- EXERCISE AIM
Exactly as written, print each record in the listing.
*** LISTED ENTRIES
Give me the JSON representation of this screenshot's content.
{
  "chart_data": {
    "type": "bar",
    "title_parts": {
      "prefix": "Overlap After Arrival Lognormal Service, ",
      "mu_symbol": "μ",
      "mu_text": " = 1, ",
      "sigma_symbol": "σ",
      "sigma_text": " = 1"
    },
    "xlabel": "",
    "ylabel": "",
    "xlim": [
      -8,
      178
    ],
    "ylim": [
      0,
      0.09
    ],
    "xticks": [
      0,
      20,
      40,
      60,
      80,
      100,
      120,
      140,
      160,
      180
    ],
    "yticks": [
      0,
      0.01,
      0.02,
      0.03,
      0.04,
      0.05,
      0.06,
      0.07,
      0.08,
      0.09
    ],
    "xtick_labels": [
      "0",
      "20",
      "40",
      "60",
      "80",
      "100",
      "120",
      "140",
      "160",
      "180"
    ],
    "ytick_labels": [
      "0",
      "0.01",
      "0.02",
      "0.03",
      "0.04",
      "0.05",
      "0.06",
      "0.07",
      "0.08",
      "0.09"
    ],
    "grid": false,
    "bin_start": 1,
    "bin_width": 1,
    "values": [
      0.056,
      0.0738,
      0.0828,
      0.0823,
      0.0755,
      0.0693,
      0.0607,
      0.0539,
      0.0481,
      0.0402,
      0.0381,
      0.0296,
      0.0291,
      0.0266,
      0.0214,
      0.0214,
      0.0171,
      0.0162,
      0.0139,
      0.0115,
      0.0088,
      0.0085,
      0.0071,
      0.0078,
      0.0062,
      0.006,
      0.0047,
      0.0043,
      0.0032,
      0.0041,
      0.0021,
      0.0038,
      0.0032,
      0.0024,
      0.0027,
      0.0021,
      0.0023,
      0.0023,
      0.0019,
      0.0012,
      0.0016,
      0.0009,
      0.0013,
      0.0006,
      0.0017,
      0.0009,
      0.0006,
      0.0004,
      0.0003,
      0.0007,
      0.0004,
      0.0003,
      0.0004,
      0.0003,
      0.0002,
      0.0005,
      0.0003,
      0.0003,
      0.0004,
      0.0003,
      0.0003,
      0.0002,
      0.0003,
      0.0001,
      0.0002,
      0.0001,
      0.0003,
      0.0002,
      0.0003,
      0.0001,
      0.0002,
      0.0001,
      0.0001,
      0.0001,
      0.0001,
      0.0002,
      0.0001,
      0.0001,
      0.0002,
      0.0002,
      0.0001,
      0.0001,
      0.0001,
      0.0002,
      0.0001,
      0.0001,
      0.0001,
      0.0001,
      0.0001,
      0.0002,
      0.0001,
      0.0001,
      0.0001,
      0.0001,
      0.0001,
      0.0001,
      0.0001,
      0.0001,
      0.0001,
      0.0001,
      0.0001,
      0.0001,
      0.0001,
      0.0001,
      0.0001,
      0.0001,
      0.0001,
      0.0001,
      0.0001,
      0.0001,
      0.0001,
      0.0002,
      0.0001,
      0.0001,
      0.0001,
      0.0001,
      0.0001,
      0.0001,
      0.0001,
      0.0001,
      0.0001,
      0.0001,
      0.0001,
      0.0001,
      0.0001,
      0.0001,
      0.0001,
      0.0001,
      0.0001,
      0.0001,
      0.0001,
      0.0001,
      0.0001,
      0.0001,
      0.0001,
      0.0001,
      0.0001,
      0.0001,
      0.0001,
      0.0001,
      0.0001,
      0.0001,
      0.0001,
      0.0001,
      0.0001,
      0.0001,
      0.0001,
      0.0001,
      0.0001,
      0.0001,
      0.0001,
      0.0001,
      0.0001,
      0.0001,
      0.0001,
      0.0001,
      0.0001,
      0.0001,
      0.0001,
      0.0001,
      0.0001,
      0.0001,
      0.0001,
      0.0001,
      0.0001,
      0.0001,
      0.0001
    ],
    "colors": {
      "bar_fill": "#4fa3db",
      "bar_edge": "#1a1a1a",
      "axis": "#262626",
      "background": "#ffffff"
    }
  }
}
******
- THE RESPONSE
Give me the JSON representation of this screenshot's content.
{
  "chart_data": {
    "type": "bar",
    "title_parts": {
      "prefix": "Overlap After Arrival Lognormal Service, ",
      "mu_symbol": "μ",
      "mu_text": " = 1, ",
      "sigma_symbol": "σ",
      "sigma_text": " = 1"
    },
    "xlabel": "",
    "ylabel": "",
    "xlim": [
      -8,
      178
    ],
    "ylim": [
      0,
      0.09
    ],
    "xticks": [
      0,
      20,
      40,
      60,
      80,
      100,
      120,
      140,
      160,
      180
    ],
    "yticks": [
      0,
      0.01,
      0.02,
      0.03,
      0.04,
      0.05,
      0.06,
      0.07,
      0.08,
      0.09
    ],
    "xtick_labels": [
      "0",
      "20",
      "40",
      "60",
      "80",
      "100",
      "120",
      "140",
      "160",
      "180"
    ],
    "ytick_labels": [
      "0",
      "0.01",
      "0.02",
      "0.03",
      "0.04",
      "0.05",
      "0.06",
      "0.07",
      "0.08",
      "0.09"
    ],
    "grid": false,
    "bin_start": 1,
    "bin_width": 1,
    "values": [
      0.056,
      0.0738,
      0.0828,
      0.0823,
      0.0755,
      0.0693,
      0.0607,
      0.0539,
      0.0481,
      0.0402,
      0.0381,
      0.0296,
      0.0291,
      0.0266,
      0.0214,
      0.0214,
      0.0171,
      0.0162,
      0.0139,
      0.0115,
      0.0088,
      0.0085,
      0.0071,
      0.0078,
      0.0062,
      0.006,
      0.0047,
      0.0043,
      0.0032,
      0.0041,
      0.0021,
      0.0038,
      0.0032,
      0.0024,
      0.0027,
      0.0021,
      0.0023,
      0.0023,
      0.0019,
      0.0012,
      0.0016,
      0.0009,
      0.0013,
      0.0006,
      0.0017,
      0.0009,
      0.0006,
      0.0004,
      0.0003,
      0.0007,
      0.0004,
      0.0003,
      0.0004,
      0.0003,
      0.0002,
      0.0005,
      0.0003,
      0.0003,
      0.0004,
      0.0003,
      0.0003,
      0.0002,
      0.0003,
      0.0001,
      0.0002,
      0.0001,
      0.0003,
      0.0002,
      0.0003,
      0.0001,
      0.0002,
      0.0001,
      0.0001,
      0.0001,
      0.0001,
      0.0002,
      0.0001,
      0.0001,
      0.0002,
      0.0002,
      0.0001,
      0.0001,
      0.0001,
      0.0002,
      0.0001,
      0.0001,
      0.0001,
      0.0001,
      0.0001,
      0.0002,
      0.0001,
      0.0001,
      0.0001,
      0.0001,
      0.0001,
      0.0001,
      0.0001,
      0.0001,
      0.0001,
      0.0001,
      0.0001,
      0.0001,
      0.0001,
      0.0001,
      0.0001,
      0.0001,
      0.0001,
      0.0001,
      0.0001,
      0.0001,
      0.0001,
      0.0002,
      0.0001,
      0.0001,
      0.0001,
      0.0001,
      0.0001,
      0.0001,
      0.0001,
      0.0001,
      0.0001,
      0.0001,
      0.0001,
      0.0001,
      0.0001,
      0.0001,
      0.0001,
      0.0001,
      0.0001,
      0.0001,
      0.0001,
      0.0001,
      0.0001,
      0.0001,
      0.0001,
      0.0001,
      0.0001,
      0.0001,
      0.0001,
      0.0001,
      0.0001,
      0.0001,
      0.0001,
      0.0001,
      0.0001,
      0.0001,
      0.0001,
      0.0001,
      0.0001,
      0.0001,
      0.0001,
      0.0001,
      0.0001,
      0.0001,
      0.0001,
      0.0001,
      0.0001,
      0.0001,
      0.0001,
      0.0001,
      0.0001,
      0.0001,
      0.0001,
      0.0001,
      0.0001,
      0.0001,
      0.0001
    ],
    "colors": {
      "bar_fill": "#4fa3db",
      "bar_edge": "#1a1a1a",
      "axis": "#262626",
      "background": "#ffffff"
    }
  }
}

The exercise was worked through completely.